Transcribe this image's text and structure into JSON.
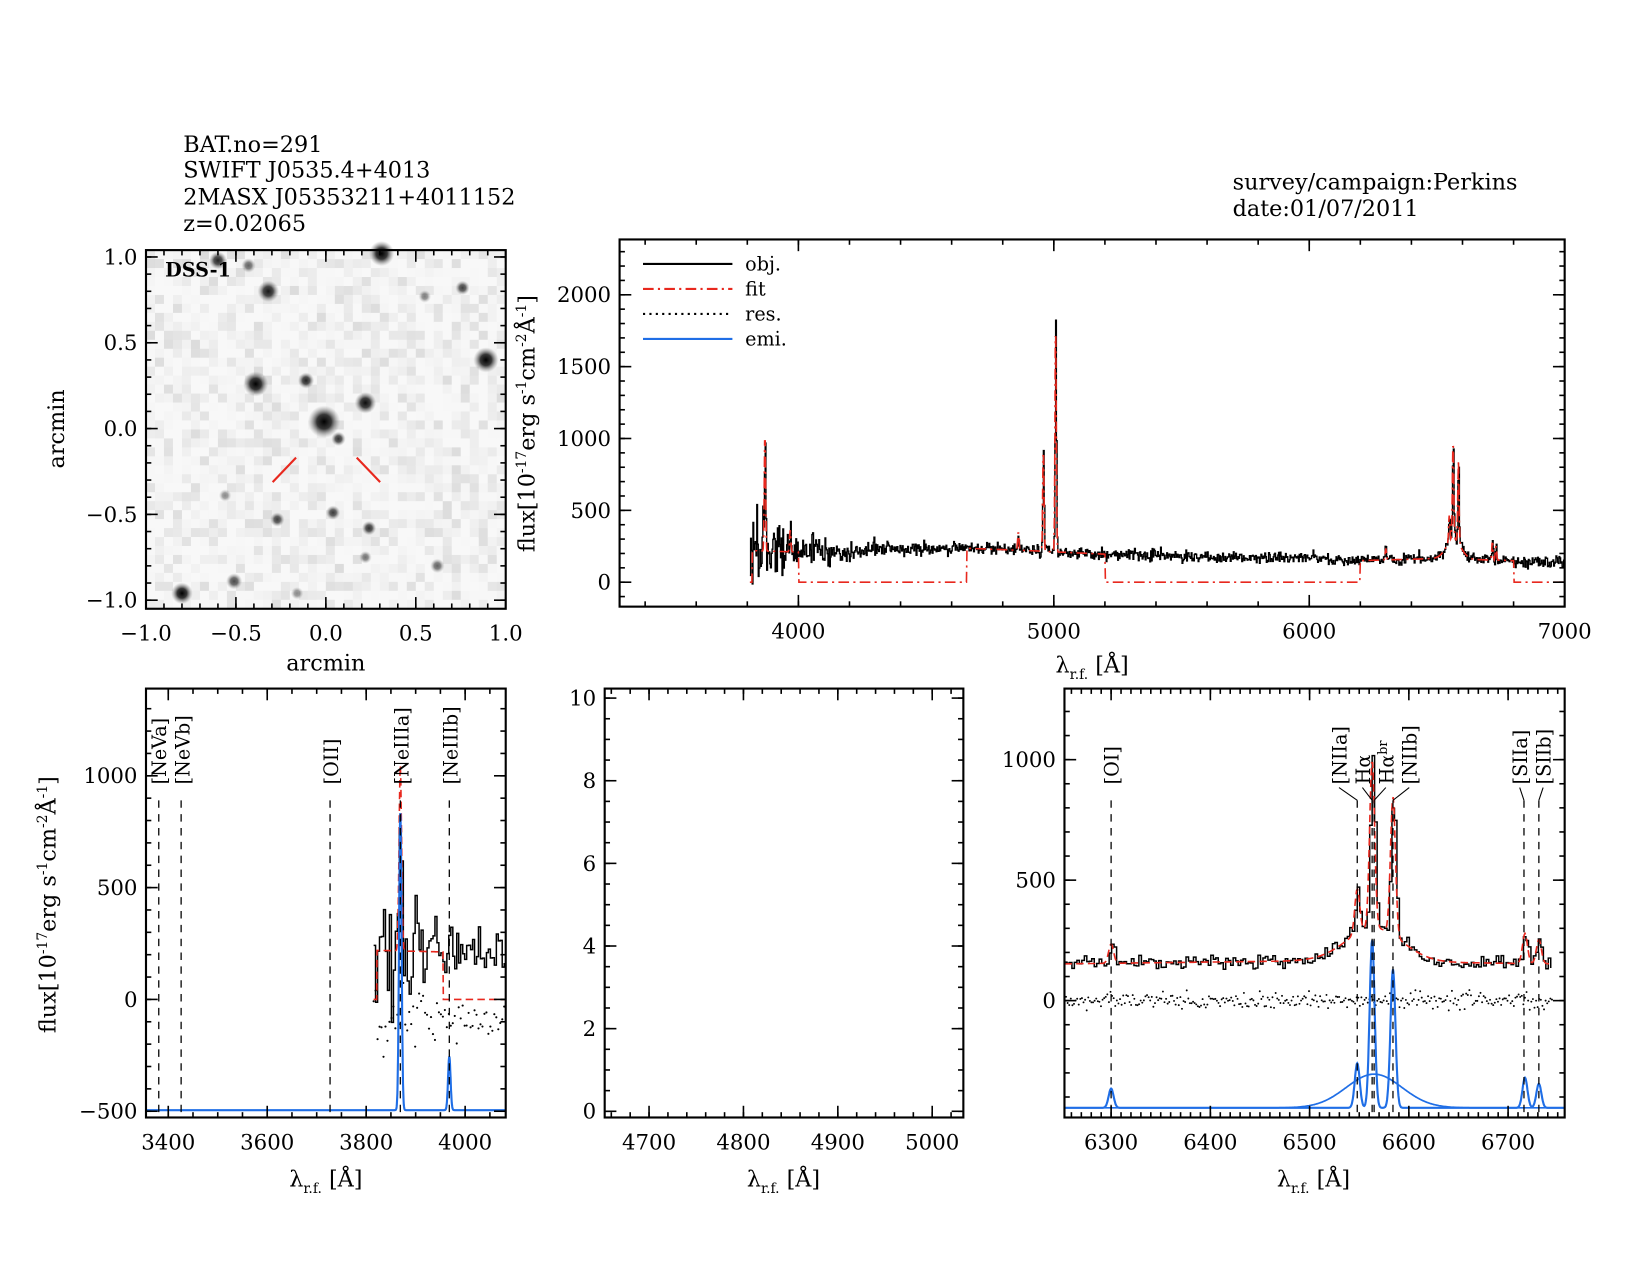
{
  "header": {
    "bat": "BAT.no=291",
    "swift": "SWIFT J0535.4+4013",
    "twomass": "2MASX J05353211+4011152",
    "redshift": "z=0.02065",
    "survey": "survey/campaign:Perkins",
    "date": "date:01/07/2011"
  },
  "labels": {
    "lambda": {
      "symbol": "λ",
      "sub": "r.f.",
      "unit": " [Å]"
    },
    "flux": [
      [
        "flux[10",
        0
      ],
      [
        "-17",
        1
      ],
      [
        "erg s",
        0
      ],
      [
        "-1",
        1
      ],
      [
        "cm",
        0
      ],
      [
        "-2",
        1
      ],
      [
        "Å",
        0
      ],
      [
        "-1",
        1
      ],
      [
        "]",
        0
      ]
    ],
    "arcmin": "arcmin"
  },
  "colors": {
    "obj": "#000000",
    "fit": "#e8281e",
    "emi": "#1f6ee6",
    "residual": "#000000"
  },
  "chart_data": [
    {
      "type": "image",
      "label": "DSS-1",
      "xlabel": "arcmin",
      "ylabel": "arcmin",
      "xlim": [
        -1,
        1
      ],
      "ylim": [
        -1.05,
        1.04
      ],
      "xticks": [
        [
          -1,
          "−1.0"
        ],
        [
          -0.5,
          "−0.5"
        ],
        [
          0,
          "0.0"
        ],
        [
          0.5,
          "0.5"
        ],
        [
          1,
          "1.0"
        ]
      ],
      "yticks": [
        [
          -1,
          "−1.0"
        ],
        [
          -0.5,
          "−0.5"
        ],
        [
          0,
          "0.0"
        ],
        [
          0.5,
          "0.5"
        ],
        [
          1,
          "1.0"
        ]
      ],
      "stars": [
        [
          -0.39,
          0.26,
          1,
          0.07
        ],
        [
          -0.01,
          0.04,
          1,
          0.09
        ],
        [
          0.22,
          0.15,
          0.95,
          0.06
        ],
        [
          -0.11,
          0.28,
          0.85,
          0.045
        ],
        [
          0.07,
          -0.06,
          0.8,
          0.04
        ],
        [
          0.89,
          0.4,
          1,
          0.07
        ],
        [
          -0.32,
          0.8,
          0.9,
          0.06
        ],
        [
          0.31,
          1.02,
          1,
          0.07
        ],
        [
          -0.6,
          0.98,
          0.85,
          0.05
        ],
        [
          -0.8,
          -0.96,
          1,
          0.06
        ],
        [
          -0.51,
          -0.89,
          0.7,
          0.045
        ],
        [
          -0.27,
          -0.53,
          0.75,
          0.04
        ],
        [
          0.04,
          -0.49,
          0.75,
          0.04
        ],
        [
          0.24,
          -0.58,
          0.8,
          0.04
        ],
        [
          0.22,
          -0.75,
          0.55,
          0.035
        ],
        [
          0.62,
          -0.8,
          0.6,
          0.04
        ],
        [
          0.76,
          0.82,
          0.75,
          0.04
        ],
        [
          -0.56,
          -0.39,
          0.45,
          0.035
        ],
        [
          -0.16,
          -0.96,
          0.45,
          0.035
        ],
        [
          -0.43,
          0.95,
          0.6,
          0.04
        ],
        [
          0.55,
          0.77,
          0.5,
          0.035
        ]
      ],
      "target_marker_color": "#e8281e"
    },
    {
      "type": "line",
      "xlabel": "λr.f. [Å]",
      "xlim": [
        3300,
        7000
      ],
      "ylim": [
        -170,
        2385
      ],
      "xticks": [
        [
          4000,
          "4000"
        ],
        [
          5000,
          "5000"
        ],
        [
          6000,
          "6000"
        ],
        [
          7000,
          "7000"
        ]
      ],
      "yticks": [
        [
          0,
          "0"
        ],
        [
          500,
          "500"
        ],
        [
          1000,
          "1000"
        ],
        [
          1500,
          "1500"
        ],
        [
          2000,
          "2000"
        ]
      ],
      "legend": [
        "obj.",
        "fit",
        "res.",
        "emi."
      ],
      "legend_position": "top-left",
      "obj_range": [
        3810,
        7000
      ],
      "continuum": [
        [
          3810,
          220
        ],
        [
          4000,
          210
        ],
        [
          4300,
          230
        ],
        [
          4600,
          240
        ],
        [
          4900,
          220
        ],
        [
          5200,
          195
        ],
        [
          5600,
          180
        ],
        [
          6000,
          165
        ],
        [
          6200,
          150
        ],
        [
          6500,
          165
        ],
        [
          7000,
          140
        ]
      ],
      "lines": [
        {
          "center": 3869,
          "amp": 830,
          "sigma": 2.5
        },
        {
          "center": 3968,
          "amp": 150,
          "sigma": 2.5
        },
        {
          "center": 4861,
          "amp": 130,
          "sigma": 2.5
        },
        {
          "center": 4959,
          "amp": 720,
          "sigma": 2.5
        },
        {
          "center": 5007,
          "amp": 1620,
          "sigma": 2.5
        },
        {
          "center": 6300,
          "amp": 80,
          "sigma": 2.5
        },
        {
          "center": 6548,
          "amp": 185,
          "sigma": 2.5
        },
        {
          "center": 6563,
          "amp": 695,
          "sigma": 2.5
        },
        {
          "center": 6565,
          "amp": 140,
          "sigma": 28
        },
        {
          "center": 6584,
          "amp": 575,
          "sigma": 2.5
        },
        {
          "center": 6717,
          "amp": 125,
          "sigma": 2.5
        },
        {
          "center": 6731,
          "amp": 100,
          "sigma": 2.5
        }
      ],
      "fit_windows": [
        [
          3820,
          4000
        ],
        [
          4660,
          5200
        ],
        [
          6200,
          6800
        ]
      ]
    },
    {
      "type": "line",
      "xlabel": "λr.f. [Å]",
      "xlim": [
        3355,
        4082
      ],
      "ylim": [
        -528,
        1390
      ],
      "xticks": [
        [
          3400,
          "3400"
        ],
        [
          3600,
          "3600"
        ],
        [
          3800,
          "3800"
        ],
        [
          4000,
          "4000"
        ]
      ],
      "yticks": [
        [
          -500,
          "−500"
        ],
        [
          0,
          "0"
        ],
        [
          500,
          "500"
        ],
        [
          1000,
          "1000"
        ]
      ],
      "obj_range": [
        3815,
        4082
      ],
      "fit_window": [
        3822,
        3955
      ],
      "emi_offset": -495,
      "markers": [
        {
          "label": "[NeVa]",
          "wavelength": 3346,
          "color": "red"
        },
        {
          "label": "[NeVb]",
          "wavelength": 3426,
          "color": "red"
        },
        {
          "label": "[OII]",
          "wavelength": 3727,
          "color": "red"
        },
        {
          "label": "[NeIIIa]",
          "wavelength": 3869,
          "color": "black"
        },
        {
          "label": "[NeIIIb]",
          "wavelength": 3968,
          "color": "red"
        }
      ]
    },
    {
      "type": "line",
      "xlabel": "λr.f. [Å]",
      "xlim": [
        4653,
        5033
      ],
      "ylim": [
        -0.15,
        10.23
      ],
      "xticks": [
        [
          4700,
          "4700"
        ],
        [
          4800,
          "4800"
        ],
        [
          4900,
          "4900"
        ],
        [
          5000,
          "5000"
        ]
      ],
      "yticks": [
        [
          0,
          "0"
        ],
        [
          2,
          "2"
        ],
        [
          4,
          "4"
        ],
        [
          6,
          "6"
        ],
        [
          8,
          "8"
        ],
        [
          10,
          "10"
        ]
      ]
    },
    {
      "type": "line",
      "xlabel": "λr.f. [Å]",
      "xlim": [
        6253,
        6757
      ],
      "ylim": [
        -485,
        1295
      ],
      "xticks": [
        [
          6300,
          "6300"
        ],
        [
          6400,
          "6400"
        ],
        [
          6500,
          "6500"
        ],
        [
          6600,
          "6600"
        ],
        [
          6700,
          "6700"
        ]
      ],
      "yticks": [
        [
          0,
          "0"
        ],
        [
          500,
          "500"
        ],
        [
          1000,
          "1000"
        ]
      ],
      "obj_range": [
        6253,
        6745
      ],
      "emi_offset": -445,
      "markers": [
        {
          "label": "[OI]",
          "wavelength": 6300,
          "color": "red"
        },
        {
          "label": "[NIIa]",
          "wavelength": 6548,
          "color": "black"
        },
        {
          "label": "Hα",
          "wavelength": 6563,
          "color": "black"
        },
        {
          "label": "Hαbr",
          "wavelength": 6565,
          "color": "black"
        },
        {
          "label": "[NIIb]",
          "wavelength": 6584,
          "color": "black"
        },
        {
          "label": "[SIIa]",
          "wavelength": 6716,
          "color": "black"
        },
        {
          "label": "[SIIb]",
          "wavelength": 6731,
          "color": "black"
        }
      ]
    }
  ]
}
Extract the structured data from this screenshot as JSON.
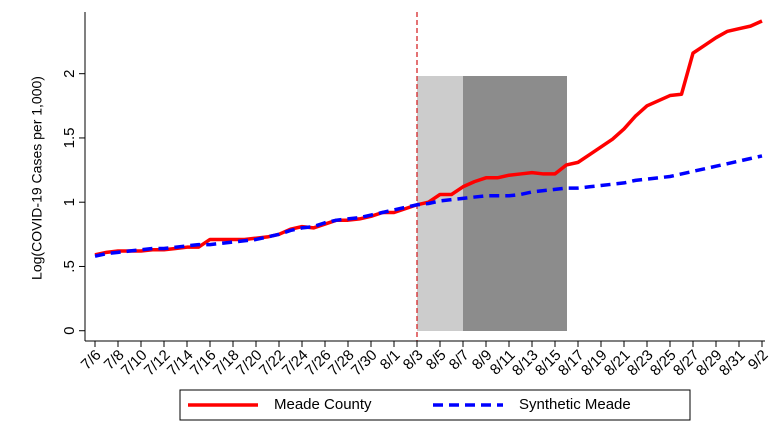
{
  "chart_data": {
    "type": "line",
    "y_label": "Log(COVID-19 Cases per 1,000)",
    "categories": [
      "7/6",
      null,
      "7/8",
      null,
      "7/10",
      null,
      "7/12",
      null,
      "7/14",
      null,
      "7/16",
      null,
      "7/18",
      null,
      "7/20",
      null,
      "7/22",
      null,
      "7/24",
      null,
      "7/26",
      null,
      "7/28",
      null,
      "7/30",
      null,
      "8/1",
      null,
      "8/3",
      null,
      "8/5",
      null,
      "8/7",
      null,
      "8/9",
      null,
      "8/11",
      null,
      "8/13",
      null,
      "8/15",
      null,
      "8/17",
      null,
      "8/19",
      null,
      "8/21",
      null,
      "8/23",
      null,
      "8/25",
      null,
      "8/27",
      null,
      "8/29",
      null,
      "8/31",
      null,
      "9/2"
    ],
    "series": [
      {
        "name": "Meade County",
        "color": "#ff0000",
        "style": "solid",
        "values": [
          0.59,
          0.61,
          0.62,
          0.62,
          0.62,
          0.63,
          0.63,
          0.64,
          0.65,
          0.65,
          0.71,
          0.71,
          0.71,
          0.71,
          0.72,
          0.73,
          0.75,
          0.79,
          0.81,
          0.8,
          0.83,
          0.86,
          0.86,
          0.87,
          0.89,
          0.92,
          0.92,
          0.95,
          0.98,
          1.0,
          1.06,
          1.06,
          1.12,
          1.16,
          1.19,
          1.19,
          1.21,
          1.22,
          1.23,
          1.22,
          1.22,
          1.29,
          1.31,
          1.37,
          1.43,
          1.49,
          1.57,
          1.67,
          1.75,
          1.79,
          1.83,
          1.84,
          2.16,
          2.22,
          2.28,
          2.33,
          2.35,
          2.37,
          2.41
        ]
      },
      {
        "name": "Synthetic Meade",
        "color": "#0000ff",
        "style": "dashed",
        "values": [
          0.58,
          0.6,
          0.61,
          0.62,
          0.63,
          0.64,
          0.64,
          0.65,
          0.66,
          0.67,
          0.67,
          0.68,
          0.69,
          0.7,
          0.71,
          0.73,
          0.75,
          0.78,
          0.8,
          0.81,
          0.84,
          0.86,
          0.87,
          0.88,
          0.9,
          0.92,
          0.94,
          0.96,
          0.98,
          0.99,
          1.01,
          1.02,
          1.03,
          1.04,
          1.05,
          1.05,
          1.05,
          1.06,
          1.08,
          1.09,
          1.1,
          1.11,
          1.11,
          1.12,
          1.13,
          1.14,
          1.15,
          1.17,
          1.18,
          1.19,
          1.2,
          1.22,
          1.24,
          1.26,
          1.28,
          1.3,
          1.32,
          1.34,
          1.36
        ]
      }
    ],
    "ylim": [
      -0.08,
      2.48
    ],
    "yticks": [
      0,
      {
        "value": 0.5,
        "label": ".5"
      },
      1,
      1.5,
      2
    ],
    "legend": "bottom"
  }
}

# # # #

Your instructions: In the listing, find each line with the string "Meade" and copy it.

The completed task:
        "name": "Meade County",
        "name": "Synthetic Meade",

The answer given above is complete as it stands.